The exercise:
Looking at the listing beneath, work out how many lines hold "рассылки" and report only that figure.

Dataset records:
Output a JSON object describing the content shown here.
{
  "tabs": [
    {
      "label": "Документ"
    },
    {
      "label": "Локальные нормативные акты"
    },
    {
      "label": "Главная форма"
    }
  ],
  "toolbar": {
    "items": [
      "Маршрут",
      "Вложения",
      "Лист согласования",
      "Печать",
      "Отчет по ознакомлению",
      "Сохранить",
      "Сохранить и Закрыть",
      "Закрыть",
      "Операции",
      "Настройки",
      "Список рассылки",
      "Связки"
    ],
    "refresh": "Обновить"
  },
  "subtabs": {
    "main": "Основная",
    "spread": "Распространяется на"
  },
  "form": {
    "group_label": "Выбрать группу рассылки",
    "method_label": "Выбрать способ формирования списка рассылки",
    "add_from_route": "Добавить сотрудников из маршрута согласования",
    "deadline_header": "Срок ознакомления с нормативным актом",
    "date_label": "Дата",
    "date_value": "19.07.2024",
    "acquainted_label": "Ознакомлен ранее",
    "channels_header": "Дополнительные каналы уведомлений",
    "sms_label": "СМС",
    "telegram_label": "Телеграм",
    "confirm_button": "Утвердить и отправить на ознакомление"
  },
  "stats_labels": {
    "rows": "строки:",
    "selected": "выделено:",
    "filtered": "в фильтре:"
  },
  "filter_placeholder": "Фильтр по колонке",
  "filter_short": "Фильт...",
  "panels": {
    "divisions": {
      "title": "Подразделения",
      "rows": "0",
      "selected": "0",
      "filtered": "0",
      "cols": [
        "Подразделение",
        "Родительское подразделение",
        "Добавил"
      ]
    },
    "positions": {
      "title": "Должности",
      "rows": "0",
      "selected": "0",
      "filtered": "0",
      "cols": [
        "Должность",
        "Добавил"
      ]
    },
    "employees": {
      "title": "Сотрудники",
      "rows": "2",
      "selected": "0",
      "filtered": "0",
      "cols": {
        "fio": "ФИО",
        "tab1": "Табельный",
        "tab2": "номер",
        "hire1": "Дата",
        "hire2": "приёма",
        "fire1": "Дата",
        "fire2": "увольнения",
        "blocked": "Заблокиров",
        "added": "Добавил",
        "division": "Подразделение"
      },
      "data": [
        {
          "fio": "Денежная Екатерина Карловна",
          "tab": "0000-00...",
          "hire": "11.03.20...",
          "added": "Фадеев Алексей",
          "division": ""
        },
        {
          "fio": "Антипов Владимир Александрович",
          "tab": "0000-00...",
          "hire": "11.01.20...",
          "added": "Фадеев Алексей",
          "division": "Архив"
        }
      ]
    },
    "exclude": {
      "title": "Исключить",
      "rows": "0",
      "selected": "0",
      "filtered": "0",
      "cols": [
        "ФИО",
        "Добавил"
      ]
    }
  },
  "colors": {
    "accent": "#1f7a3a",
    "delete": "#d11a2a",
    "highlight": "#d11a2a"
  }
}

* * *

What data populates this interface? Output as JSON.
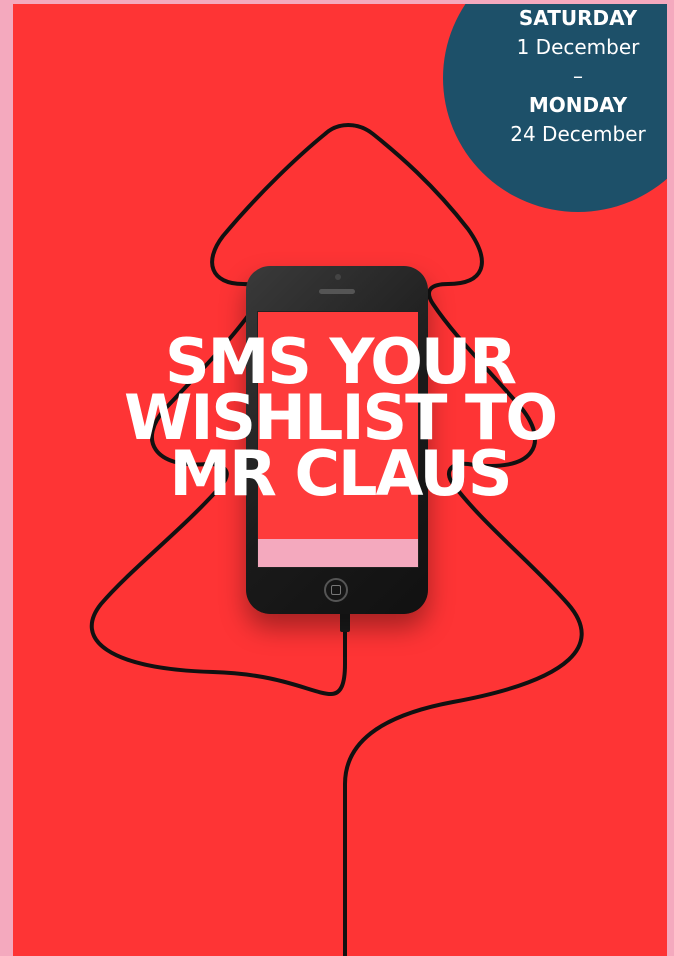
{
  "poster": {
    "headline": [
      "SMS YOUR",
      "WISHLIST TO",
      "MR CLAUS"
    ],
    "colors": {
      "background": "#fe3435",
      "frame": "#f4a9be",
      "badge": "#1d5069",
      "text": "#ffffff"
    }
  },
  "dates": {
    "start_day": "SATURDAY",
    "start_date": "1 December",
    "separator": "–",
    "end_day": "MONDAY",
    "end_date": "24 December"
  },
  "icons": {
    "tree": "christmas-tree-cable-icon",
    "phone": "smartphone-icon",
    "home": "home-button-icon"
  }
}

--

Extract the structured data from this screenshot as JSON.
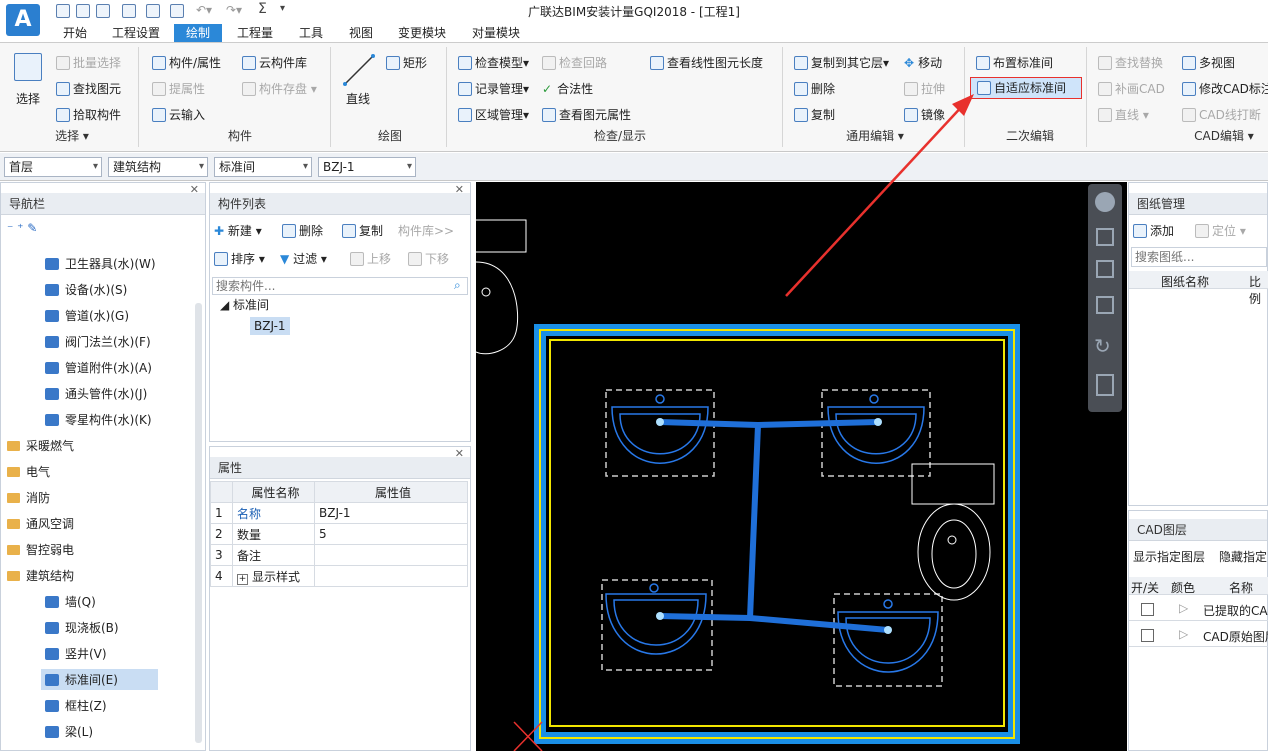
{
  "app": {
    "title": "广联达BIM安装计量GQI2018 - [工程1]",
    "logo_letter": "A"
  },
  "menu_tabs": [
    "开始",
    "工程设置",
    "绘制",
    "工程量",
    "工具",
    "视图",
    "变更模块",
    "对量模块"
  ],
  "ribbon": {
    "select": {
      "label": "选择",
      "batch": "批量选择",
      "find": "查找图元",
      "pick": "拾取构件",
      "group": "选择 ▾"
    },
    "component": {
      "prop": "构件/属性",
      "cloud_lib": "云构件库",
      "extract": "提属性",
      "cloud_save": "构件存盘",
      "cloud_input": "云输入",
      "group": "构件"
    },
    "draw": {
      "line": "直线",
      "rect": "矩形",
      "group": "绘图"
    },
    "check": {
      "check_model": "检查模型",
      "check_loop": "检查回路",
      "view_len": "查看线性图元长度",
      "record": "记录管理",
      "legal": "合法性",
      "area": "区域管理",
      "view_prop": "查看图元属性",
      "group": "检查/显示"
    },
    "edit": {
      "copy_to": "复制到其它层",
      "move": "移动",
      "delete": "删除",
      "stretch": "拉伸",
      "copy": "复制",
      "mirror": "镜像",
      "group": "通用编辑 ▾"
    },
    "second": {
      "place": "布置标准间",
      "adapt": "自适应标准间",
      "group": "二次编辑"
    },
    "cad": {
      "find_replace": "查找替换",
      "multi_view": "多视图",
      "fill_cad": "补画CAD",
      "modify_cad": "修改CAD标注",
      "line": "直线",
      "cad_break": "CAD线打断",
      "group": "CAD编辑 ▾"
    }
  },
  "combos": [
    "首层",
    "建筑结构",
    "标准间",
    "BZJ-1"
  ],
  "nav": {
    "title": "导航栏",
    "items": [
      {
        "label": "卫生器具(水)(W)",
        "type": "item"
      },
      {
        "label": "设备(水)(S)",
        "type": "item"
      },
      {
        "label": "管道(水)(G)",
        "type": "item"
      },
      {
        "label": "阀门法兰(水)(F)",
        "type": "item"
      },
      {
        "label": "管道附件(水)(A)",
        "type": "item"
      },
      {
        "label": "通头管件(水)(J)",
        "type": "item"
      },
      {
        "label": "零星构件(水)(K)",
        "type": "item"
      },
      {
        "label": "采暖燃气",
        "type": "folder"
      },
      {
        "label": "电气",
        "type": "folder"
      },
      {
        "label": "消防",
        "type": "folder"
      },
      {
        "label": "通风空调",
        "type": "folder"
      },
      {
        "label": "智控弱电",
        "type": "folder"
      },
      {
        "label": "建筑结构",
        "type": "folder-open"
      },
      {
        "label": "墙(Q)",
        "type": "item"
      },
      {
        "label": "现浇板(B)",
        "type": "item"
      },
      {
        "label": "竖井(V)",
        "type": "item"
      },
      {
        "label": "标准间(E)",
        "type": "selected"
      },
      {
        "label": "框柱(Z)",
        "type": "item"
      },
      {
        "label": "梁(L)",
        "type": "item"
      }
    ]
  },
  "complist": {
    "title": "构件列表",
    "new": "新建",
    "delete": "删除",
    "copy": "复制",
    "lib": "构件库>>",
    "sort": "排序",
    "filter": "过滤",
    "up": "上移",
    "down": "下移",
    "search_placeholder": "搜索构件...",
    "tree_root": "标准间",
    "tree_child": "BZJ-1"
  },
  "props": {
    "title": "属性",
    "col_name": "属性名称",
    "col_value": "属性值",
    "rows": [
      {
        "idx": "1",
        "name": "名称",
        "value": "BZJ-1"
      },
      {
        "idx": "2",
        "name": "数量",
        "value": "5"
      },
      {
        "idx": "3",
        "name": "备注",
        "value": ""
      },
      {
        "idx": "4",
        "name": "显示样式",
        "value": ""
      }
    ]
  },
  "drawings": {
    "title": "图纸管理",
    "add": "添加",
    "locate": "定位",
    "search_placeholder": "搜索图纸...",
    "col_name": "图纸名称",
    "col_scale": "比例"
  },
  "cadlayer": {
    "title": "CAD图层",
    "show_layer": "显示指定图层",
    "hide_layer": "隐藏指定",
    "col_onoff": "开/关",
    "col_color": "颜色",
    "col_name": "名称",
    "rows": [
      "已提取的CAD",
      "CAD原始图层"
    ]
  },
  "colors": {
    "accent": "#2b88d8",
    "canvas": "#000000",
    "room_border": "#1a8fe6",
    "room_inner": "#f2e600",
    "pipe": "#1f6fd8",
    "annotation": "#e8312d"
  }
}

Exercise response:
3